Return every entry exactly.

[start TASK MATERIAL]

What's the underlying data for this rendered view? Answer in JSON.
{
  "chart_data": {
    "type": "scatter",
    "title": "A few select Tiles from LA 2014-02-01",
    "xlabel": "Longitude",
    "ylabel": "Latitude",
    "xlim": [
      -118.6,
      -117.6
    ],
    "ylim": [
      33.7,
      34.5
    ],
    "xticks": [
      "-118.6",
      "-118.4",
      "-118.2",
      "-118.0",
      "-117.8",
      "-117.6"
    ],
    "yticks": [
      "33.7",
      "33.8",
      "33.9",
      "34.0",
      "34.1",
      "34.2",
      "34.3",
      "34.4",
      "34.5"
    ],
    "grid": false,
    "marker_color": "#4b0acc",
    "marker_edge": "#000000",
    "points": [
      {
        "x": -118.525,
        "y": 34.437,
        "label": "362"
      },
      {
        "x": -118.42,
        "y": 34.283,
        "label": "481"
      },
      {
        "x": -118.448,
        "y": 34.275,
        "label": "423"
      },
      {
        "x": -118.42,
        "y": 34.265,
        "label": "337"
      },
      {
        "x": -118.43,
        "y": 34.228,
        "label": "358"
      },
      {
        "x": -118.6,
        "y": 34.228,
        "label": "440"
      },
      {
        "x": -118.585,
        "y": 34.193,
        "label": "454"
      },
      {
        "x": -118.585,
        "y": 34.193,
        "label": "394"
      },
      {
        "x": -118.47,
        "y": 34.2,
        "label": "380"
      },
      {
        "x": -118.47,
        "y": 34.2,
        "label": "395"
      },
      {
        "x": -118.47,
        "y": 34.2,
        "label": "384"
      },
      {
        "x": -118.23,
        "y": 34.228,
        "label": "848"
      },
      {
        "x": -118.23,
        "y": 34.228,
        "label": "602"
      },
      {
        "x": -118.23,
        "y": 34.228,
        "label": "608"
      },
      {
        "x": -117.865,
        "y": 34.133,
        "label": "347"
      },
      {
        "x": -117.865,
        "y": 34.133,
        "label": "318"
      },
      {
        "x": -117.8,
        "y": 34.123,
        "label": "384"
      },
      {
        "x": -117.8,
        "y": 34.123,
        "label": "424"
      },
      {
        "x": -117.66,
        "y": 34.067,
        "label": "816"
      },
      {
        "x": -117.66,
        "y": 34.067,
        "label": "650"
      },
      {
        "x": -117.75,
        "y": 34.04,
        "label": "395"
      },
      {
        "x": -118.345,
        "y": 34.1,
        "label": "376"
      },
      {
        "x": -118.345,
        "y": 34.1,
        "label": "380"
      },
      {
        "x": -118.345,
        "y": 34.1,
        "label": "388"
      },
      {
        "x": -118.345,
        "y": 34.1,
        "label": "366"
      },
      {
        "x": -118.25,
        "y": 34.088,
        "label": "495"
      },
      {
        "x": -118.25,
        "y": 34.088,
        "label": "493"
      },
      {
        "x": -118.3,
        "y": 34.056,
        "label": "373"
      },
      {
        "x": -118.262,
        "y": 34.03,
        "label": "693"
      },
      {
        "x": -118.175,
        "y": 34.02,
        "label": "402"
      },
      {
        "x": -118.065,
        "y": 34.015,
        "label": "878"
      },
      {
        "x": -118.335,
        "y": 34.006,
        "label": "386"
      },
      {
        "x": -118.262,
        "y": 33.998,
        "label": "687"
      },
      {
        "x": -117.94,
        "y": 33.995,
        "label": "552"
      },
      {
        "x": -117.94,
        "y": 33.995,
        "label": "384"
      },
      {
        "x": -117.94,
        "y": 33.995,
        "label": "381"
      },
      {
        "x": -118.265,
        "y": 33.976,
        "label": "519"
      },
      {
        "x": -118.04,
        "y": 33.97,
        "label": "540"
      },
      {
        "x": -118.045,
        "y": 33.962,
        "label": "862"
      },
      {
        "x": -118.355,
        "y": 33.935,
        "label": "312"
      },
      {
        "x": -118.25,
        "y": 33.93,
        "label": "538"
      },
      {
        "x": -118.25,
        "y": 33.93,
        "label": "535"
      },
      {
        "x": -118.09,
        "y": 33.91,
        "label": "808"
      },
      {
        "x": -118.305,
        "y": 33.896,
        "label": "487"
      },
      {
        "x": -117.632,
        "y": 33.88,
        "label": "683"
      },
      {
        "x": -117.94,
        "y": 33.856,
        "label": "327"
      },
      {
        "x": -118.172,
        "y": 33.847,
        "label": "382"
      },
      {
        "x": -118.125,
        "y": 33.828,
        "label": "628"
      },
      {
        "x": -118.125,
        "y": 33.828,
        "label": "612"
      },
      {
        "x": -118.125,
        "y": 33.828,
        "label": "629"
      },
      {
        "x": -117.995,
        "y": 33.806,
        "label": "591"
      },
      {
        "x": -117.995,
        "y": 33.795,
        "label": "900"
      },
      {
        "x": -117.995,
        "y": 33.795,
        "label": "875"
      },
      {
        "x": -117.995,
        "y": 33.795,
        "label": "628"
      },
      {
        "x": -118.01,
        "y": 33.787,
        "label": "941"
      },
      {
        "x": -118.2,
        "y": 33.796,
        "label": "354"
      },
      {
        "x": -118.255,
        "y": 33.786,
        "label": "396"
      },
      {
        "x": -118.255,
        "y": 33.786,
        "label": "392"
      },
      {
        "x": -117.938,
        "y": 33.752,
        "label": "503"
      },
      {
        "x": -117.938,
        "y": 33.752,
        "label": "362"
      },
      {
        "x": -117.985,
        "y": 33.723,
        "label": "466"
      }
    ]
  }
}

[end TASK MATERIAL]

▶ FINAL ANSWER:
What's the underlying data for this rendered view? Answer in JSON.
{
  "chart_data": {
    "type": "scatter",
    "title": "A few select Tiles from LA 2014-02-01",
    "xlabel": "Longitude",
    "ylabel": "Latitude",
    "xlim": [
      -118.6,
      -117.6
    ],
    "ylim": [
      33.7,
      34.5
    ],
    "xticks": [
      "-118.6",
      "-118.4",
      "-118.2",
      "-118.0",
      "-117.8",
      "-117.6"
    ],
    "yticks": [
      "33.7",
      "33.8",
      "33.9",
      "34.0",
      "34.1",
      "34.2",
      "34.3",
      "34.4",
      "34.5"
    ],
    "grid": false,
    "marker_color": "#4b0acc",
    "marker_edge": "#000000",
    "points": [
      {
        "x": -118.525,
        "y": 34.437,
        "label": "362"
      },
      {
        "x": -118.42,
        "y": 34.283,
        "label": "481"
      },
      {
        "x": -118.448,
        "y": 34.275,
        "label": "423"
      },
      {
        "x": -118.42,
        "y": 34.265,
        "label": "337"
      },
      {
        "x": -118.43,
        "y": 34.228,
        "label": "358"
      },
      {
        "x": -118.6,
        "y": 34.228,
        "label": "440"
      },
      {
        "x": -118.585,
        "y": 34.193,
        "label": "454"
      },
      {
        "x": -118.585,
        "y": 34.193,
        "label": "394"
      },
      {
        "x": -118.47,
        "y": 34.2,
        "label": "380"
      },
      {
        "x": -118.47,
        "y": 34.2,
        "label": "395"
      },
      {
        "x": -118.47,
        "y": 34.2,
        "label": "384"
      },
      {
        "x": -118.23,
        "y": 34.228,
        "label": "848"
      },
      {
        "x": -118.23,
        "y": 34.228,
        "label": "602"
      },
      {
        "x": -118.23,
        "y": 34.228,
        "label": "608"
      },
      {
        "x": -117.865,
        "y": 34.133,
        "label": "347"
      },
      {
        "x": -117.865,
        "y": 34.133,
        "label": "318"
      },
      {
        "x": -117.8,
        "y": 34.123,
        "label": "384"
      },
      {
        "x": -117.8,
        "y": 34.123,
        "label": "424"
      },
      {
        "x": -117.66,
        "y": 34.067,
        "label": "816"
      },
      {
        "x": -117.66,
        "y": 34.067,
        "label": "650"
      },
      {
        "x": -117.75,
        "y": 34.04,
        "label": "395"
      },
      {
        "x": -118.345,
        "y": 34.1,
        "label": "376"
      },
      {
        "x": -118.345,
        "y": 34.1,
        "label": "380"
      },
      {
        "x": -118.345,
        "y": 34.1,
        "label": "388"
      },
      {
        "x": -118.345,
        "y": 34.1,
        "label": "366"
      },
      {
        "x": -118.25,
        "y": 34.088,
        "label": "495"
      },
      {
        "x": -118.25,
        "y": 34.088,
        "label": "493"
      },
      {
        "x": -118.3,
        "y": 34.056,
        "label": "373"
      },
      {
        "x": -118.262,
        "y": 34.03,
        "label": "693"
      },
      {
        "x": -118.175,
        "y": 34.02,
        "label": "402"
      },
      {
        "x": -118.065,
        "y": 34.015,
        "label": "878"
      },
      {
        "x": -118.335,
        "y": 34.006,
        "label": "386"
      },
      {
        "x": -118.262,
        "y": 33.998,
        "label": "687"
      },
      {
        "x": -117.94,
        "y": 33.995,
        "label": "552"
      },
      {
        "x": -117.94,
        "y": 33.995,
        "label": "384"
      },
      {
        "x": -117.94,
        "y": 33.995,
        "label": "381"
      },
      {
        "x": -118.265,
        "y": 33.976,
        "label": "519"
      },
      {
        "x": -118.04,
        "y": 33.97,
        "label": "540"
      },
      {
        "x": -118.045,
        "y": 33.962,
        "label": "862"
      },
      {
        "x": -118.355,
        "y": 33.935,
        "label": "312"
      },
      {
        "x": -118.25,
        "y": 33.93,
        "label": "538"
      },
      {
        "x": -118.25,
        "y": 33.93,
        "label": "535"
      },
      {
        "x": -118.09,
        "y": 33.91,
        "label": "808"
      },
      {
        "x": -118.305,
        "y": 33.896,
        "label": "487"
      },
      {
        "x": -117.632,
        "y": 33.88,
        "label": "683"
      },
      {
        "x": -117.94,
        "y": 33.856,
        "label": "327"
      },
      {
        "x": -118.172,
        "y": 33.847,
        "label": "382"
      },
      {
        "x": -118.125,
        "y": 33.828,
        "label": "628"
      },
      {
        "x": -118.125,
        "y": 33.828,
        "label": "612"
      },
      {
        "x": -118.125,
        "y": 33.828,
        "label": "629"
      },
      {
        "x": -117.995,
        "y": 33.806,
        "label": "591"
      },
      {
        "x": -117.995,
        "y": 33.795,
        "label": "900"
      },
      {
        "x": -117.995,
        "y": 33.795,
        "label": "875"
      },
      {
        "x": -117.995,
        "y": 33.795,
        "label": "628"
      },
      {
        "x": -118.01,
        "y": 33.787,
        "label": "941"
      },
      {
        "x": -118.2,
        "y": 33.796,
        "label": "354"
      },
      {
        "x": -118.255,
        "y": 33.786,
        "label": "396"
      },
      {
        "x": -118.255,
        "y": 33.786,
        "label": "392"
      },
      {
        "x": -117.938,
        "y": 33.752,
        "label": "503"
      },
      {
        "x": -117.938,
        "y": 33.752,
        "label": "362"
      },
      {
        "x": -117.985,
        "y": 33.723,
        "label": "466"
      }
    ]
  }
}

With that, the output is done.